Saved entries:
——————

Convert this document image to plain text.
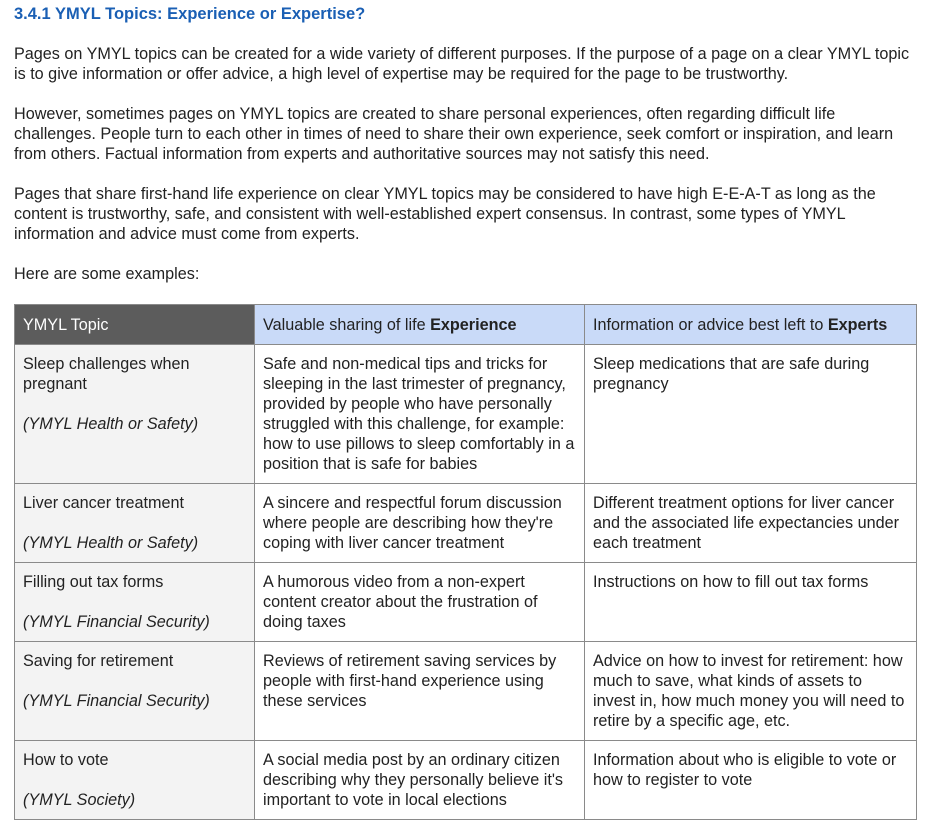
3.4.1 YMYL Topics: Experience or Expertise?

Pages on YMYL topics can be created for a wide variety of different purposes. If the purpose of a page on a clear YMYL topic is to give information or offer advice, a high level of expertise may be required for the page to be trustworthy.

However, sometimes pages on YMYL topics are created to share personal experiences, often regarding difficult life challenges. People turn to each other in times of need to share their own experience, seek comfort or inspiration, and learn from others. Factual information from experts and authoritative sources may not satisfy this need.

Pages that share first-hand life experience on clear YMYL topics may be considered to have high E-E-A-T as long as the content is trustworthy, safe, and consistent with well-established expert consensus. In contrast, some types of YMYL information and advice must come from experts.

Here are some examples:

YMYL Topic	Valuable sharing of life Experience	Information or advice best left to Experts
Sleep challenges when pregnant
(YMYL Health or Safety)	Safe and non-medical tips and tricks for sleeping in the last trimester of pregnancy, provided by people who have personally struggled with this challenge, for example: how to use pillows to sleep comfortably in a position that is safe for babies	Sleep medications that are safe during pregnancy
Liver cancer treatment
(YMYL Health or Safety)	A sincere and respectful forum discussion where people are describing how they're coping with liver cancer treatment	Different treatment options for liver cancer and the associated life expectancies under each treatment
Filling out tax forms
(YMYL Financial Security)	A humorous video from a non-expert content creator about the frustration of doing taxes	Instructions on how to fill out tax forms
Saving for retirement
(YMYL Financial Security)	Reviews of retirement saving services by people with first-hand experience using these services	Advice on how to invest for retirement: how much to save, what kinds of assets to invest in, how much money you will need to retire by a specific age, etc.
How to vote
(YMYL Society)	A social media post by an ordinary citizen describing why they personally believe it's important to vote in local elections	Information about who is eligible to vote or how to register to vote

——————

> [WHAT YOU HAVE TO DO]
Copy the listing exactly. Any image in it stays out of the copy.

> [THE RESULT]
Convert this document image to plain text.
3.4.1 YMYL Topics: Experience or Expertise?

Pages on YMYL topics can be created for a wide variety of different purposes. If the purpose of a page on a clear YMYL topic is to give information or offer advice, a high level of expertise may be required for the page to be trustworthy.

However, sometimes pages on YMYL topics are created to share personal experiences, often regarding difficult life challenges. People turn to each other in times of need to share their own experience, seek comfort or inspiration, and learn from others. Factual information from experts and authoritative sources may not satisfy this need.

Pages that share first-hand life experience on clear YMYL topics may be considered to have high E-E-A-T as long as the content is trustworthy, safe, and consistent with well-established expert consensus. In contrast, some types of YMYL information and advice must come from experts.

Here are some examples:

YMYL Topic	Valuable sharing of life Experience	Information or advice best left to Experts
Sleep challenges when pregnant
(YMYL Health or Safety)	Safe and non-medical tips and tricks for sleeping in the last trimester of pregnancy, provided by people who have personally struggled with this challenge, for example: how to use pillows to sleep comfortably in a position that is safe for babies	Sleep medications that are safe during pregnancy
Liver cancer treatment
(YMYL Health or Safety)	A sincere and respectful forum discussion where people are describing how they're coping with liver cancer treatment	Different treatment options for liver cancer and the associated life expectancies under each treatment
Filling out tax forms
(YMYL Financial Security)	A humorous video from a non-expert content creator about the frustration of doing taxes	Instructions on how to fill out tax forms
Saving for retirement
(YMYL Financial Security)	Reviews of retirement saving services by people with first-hand experience using these services	Advice on how to invest for retirement: how much to save, what kinds of assets to invest in, how much money you will need to retire by a specific age, etc.
How to vote
(YMYL Society)	A social media post by an ordinary citizen describing why they personally believe it's important to vote in local elections	Information about who is eligible to vote or how to register to vote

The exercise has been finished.